=== Instrução ===
Filtre os dados abaixo e copie cada linha em que apareça a palavra "Direct".

--- Dados fornecidos ---

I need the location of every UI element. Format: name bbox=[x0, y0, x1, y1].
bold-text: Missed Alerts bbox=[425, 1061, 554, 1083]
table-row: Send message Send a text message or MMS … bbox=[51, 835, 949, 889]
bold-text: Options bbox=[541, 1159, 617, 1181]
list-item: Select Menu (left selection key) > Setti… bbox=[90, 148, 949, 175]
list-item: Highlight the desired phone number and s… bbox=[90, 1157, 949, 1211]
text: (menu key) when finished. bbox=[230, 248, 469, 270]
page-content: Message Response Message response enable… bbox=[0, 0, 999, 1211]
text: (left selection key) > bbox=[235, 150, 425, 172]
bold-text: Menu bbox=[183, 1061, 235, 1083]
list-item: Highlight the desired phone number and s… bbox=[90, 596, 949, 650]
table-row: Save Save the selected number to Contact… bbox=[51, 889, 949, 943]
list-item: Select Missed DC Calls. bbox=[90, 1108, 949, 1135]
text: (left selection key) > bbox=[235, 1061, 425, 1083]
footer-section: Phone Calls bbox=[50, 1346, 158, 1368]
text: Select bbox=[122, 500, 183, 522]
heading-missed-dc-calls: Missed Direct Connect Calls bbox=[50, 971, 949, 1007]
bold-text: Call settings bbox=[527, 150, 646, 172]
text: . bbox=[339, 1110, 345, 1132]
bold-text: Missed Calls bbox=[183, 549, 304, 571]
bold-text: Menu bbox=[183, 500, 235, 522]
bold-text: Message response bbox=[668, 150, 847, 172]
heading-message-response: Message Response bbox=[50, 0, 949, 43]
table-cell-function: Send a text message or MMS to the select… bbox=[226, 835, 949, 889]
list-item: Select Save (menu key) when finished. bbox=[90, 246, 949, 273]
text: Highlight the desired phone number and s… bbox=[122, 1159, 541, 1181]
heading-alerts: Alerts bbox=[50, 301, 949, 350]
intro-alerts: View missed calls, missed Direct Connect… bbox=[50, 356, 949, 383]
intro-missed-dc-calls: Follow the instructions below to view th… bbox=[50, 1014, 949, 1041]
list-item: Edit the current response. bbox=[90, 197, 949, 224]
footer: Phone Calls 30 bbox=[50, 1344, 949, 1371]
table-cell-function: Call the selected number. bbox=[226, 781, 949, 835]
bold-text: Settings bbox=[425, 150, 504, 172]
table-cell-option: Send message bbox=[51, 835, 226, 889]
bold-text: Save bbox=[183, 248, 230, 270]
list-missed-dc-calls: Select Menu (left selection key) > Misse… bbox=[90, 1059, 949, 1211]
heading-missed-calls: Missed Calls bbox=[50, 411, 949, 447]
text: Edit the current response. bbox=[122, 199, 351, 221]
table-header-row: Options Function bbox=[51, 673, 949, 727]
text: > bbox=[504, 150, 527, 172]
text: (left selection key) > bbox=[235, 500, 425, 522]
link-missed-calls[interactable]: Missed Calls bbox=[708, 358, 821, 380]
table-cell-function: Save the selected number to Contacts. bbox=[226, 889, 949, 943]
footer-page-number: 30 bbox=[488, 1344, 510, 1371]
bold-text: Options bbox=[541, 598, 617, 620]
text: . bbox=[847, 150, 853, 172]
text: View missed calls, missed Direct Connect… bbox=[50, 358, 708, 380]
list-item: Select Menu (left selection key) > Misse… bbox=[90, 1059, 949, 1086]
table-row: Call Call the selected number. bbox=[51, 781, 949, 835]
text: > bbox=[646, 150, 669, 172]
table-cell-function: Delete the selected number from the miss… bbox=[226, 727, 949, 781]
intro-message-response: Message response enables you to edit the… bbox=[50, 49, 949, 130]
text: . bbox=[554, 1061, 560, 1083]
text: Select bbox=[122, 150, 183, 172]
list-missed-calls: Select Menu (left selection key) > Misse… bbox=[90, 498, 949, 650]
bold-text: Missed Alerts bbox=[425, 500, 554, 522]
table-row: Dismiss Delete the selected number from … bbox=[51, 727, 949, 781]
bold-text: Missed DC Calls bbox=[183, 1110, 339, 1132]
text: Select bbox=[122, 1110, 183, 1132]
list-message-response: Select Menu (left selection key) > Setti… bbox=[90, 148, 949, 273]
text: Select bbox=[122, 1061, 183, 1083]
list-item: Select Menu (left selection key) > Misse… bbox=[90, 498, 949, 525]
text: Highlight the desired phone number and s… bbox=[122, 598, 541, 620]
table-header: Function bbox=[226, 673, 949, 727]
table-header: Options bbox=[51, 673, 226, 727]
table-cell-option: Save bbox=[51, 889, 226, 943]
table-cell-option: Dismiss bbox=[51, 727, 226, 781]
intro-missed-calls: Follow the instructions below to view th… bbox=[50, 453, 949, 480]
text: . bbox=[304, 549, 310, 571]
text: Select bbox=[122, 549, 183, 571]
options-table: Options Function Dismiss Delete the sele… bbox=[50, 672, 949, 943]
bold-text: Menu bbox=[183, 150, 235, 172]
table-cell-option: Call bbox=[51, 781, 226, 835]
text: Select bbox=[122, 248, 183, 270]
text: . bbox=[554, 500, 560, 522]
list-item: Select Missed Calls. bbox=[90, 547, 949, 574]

---

=== Solução ===
heading-missed-dc-calls: Missed Direct Connect Calls bbox=[50, 971, 949, 1007]
intro-alerts: View missed calls, missed Direct Connect… bbox=[50, 356, 949, 383]
text: View missed calls, missed Direct Connect… bbox=[50, 358, 708, 380]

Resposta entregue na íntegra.